- [Task prompt]: Select the lines of the records containing the word "Read" and list them.

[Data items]
□ □ □ □ □

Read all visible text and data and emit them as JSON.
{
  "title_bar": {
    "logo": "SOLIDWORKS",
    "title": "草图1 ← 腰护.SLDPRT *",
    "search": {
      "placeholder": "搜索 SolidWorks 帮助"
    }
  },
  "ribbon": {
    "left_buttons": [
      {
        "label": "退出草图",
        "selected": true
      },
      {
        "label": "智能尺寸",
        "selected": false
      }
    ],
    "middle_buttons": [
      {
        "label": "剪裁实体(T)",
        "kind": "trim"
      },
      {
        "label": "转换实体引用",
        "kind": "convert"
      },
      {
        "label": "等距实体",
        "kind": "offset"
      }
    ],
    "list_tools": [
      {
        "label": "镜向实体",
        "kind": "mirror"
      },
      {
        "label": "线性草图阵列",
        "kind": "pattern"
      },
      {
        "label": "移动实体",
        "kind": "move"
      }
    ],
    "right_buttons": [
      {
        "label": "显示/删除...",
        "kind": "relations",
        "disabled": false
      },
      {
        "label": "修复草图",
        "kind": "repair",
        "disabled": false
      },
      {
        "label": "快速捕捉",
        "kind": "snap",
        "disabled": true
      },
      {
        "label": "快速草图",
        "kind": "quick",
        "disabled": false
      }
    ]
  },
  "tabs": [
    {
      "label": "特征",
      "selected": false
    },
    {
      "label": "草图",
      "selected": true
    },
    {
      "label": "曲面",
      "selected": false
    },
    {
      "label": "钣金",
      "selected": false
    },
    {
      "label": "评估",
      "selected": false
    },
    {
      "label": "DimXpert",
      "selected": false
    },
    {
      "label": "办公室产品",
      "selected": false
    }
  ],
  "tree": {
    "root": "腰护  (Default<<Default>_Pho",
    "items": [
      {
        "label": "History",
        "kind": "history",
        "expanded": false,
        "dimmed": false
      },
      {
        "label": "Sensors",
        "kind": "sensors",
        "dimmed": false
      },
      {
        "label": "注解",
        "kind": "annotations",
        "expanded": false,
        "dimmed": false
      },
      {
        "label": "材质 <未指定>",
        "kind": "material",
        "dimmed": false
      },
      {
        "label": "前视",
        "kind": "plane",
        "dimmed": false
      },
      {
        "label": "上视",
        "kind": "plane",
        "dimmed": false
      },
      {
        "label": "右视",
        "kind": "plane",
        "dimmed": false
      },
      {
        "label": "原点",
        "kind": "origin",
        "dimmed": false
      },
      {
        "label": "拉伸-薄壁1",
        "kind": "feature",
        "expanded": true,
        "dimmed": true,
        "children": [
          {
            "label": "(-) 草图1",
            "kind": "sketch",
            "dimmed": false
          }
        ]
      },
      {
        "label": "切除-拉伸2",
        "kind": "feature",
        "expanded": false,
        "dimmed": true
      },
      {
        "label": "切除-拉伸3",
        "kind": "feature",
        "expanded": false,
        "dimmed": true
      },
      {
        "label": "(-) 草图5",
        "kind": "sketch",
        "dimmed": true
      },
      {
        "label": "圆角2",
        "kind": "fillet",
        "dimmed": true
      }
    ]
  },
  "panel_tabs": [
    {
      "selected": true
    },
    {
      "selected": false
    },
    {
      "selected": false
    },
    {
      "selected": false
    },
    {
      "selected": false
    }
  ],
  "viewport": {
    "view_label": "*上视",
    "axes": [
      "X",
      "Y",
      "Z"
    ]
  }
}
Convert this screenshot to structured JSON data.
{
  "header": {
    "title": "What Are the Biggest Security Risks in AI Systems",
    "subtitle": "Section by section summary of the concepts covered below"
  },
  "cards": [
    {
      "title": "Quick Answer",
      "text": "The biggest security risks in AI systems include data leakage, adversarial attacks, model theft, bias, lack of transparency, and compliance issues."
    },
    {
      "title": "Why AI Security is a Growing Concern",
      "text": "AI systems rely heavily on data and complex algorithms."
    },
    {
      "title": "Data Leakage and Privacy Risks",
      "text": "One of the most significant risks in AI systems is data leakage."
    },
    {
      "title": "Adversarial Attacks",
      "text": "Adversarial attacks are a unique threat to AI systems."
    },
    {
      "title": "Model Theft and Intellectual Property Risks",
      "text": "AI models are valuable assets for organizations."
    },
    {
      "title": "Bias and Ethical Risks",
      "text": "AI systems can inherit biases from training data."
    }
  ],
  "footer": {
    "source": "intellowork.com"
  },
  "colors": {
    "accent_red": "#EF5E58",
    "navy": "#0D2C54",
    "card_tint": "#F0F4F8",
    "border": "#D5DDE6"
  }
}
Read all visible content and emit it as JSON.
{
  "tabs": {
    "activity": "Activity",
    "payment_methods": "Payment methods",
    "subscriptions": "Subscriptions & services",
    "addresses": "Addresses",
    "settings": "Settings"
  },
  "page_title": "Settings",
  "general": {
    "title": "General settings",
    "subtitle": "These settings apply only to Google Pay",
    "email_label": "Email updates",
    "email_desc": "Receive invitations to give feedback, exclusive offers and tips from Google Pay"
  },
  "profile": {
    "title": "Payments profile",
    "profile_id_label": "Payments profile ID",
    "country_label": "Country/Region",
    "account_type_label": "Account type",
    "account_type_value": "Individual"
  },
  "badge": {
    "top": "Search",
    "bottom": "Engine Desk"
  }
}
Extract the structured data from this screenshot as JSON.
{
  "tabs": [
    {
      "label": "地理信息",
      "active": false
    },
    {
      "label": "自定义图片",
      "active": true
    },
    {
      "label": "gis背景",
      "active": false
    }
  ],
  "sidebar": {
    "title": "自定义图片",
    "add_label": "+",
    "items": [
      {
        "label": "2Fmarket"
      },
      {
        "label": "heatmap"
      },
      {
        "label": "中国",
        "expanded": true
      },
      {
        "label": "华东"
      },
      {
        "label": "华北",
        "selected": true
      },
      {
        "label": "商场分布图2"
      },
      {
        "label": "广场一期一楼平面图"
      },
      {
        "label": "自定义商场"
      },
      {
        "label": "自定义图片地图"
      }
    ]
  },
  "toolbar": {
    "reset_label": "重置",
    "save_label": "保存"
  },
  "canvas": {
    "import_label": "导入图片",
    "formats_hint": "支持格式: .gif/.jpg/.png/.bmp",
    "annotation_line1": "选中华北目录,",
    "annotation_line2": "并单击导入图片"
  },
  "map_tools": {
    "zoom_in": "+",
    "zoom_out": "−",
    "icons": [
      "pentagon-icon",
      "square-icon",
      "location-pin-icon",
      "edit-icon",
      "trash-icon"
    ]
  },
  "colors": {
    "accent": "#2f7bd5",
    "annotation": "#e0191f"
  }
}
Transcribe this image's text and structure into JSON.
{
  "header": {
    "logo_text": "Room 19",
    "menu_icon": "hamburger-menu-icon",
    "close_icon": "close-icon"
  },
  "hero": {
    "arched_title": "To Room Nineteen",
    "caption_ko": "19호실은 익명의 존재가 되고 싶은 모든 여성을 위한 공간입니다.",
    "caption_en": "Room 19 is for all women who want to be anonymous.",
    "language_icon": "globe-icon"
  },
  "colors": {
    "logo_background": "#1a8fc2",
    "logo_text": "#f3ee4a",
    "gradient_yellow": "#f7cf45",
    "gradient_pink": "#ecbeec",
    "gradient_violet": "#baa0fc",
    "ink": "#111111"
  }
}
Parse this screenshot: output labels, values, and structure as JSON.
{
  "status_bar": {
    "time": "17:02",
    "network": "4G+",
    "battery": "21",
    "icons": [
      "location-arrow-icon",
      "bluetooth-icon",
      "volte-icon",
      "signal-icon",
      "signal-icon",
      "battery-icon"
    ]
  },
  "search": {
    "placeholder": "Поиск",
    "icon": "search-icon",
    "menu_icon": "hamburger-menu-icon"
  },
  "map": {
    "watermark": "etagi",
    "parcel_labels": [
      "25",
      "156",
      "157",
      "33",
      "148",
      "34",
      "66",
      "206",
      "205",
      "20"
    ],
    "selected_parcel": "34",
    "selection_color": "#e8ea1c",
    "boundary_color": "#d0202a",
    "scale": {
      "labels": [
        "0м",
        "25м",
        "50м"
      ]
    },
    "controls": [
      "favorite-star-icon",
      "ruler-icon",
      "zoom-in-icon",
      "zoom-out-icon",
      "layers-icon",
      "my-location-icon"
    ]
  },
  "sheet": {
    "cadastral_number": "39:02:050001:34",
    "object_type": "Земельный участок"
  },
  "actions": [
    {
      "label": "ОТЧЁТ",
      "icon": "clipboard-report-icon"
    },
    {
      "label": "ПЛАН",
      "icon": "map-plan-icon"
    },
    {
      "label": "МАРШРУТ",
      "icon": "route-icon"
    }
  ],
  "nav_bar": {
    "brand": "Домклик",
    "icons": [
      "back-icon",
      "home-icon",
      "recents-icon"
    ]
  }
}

□ □ □ □ □

- [The output]:
Read all visible text and data and emit them as JSON.
Read all visible content and emit it as JSON.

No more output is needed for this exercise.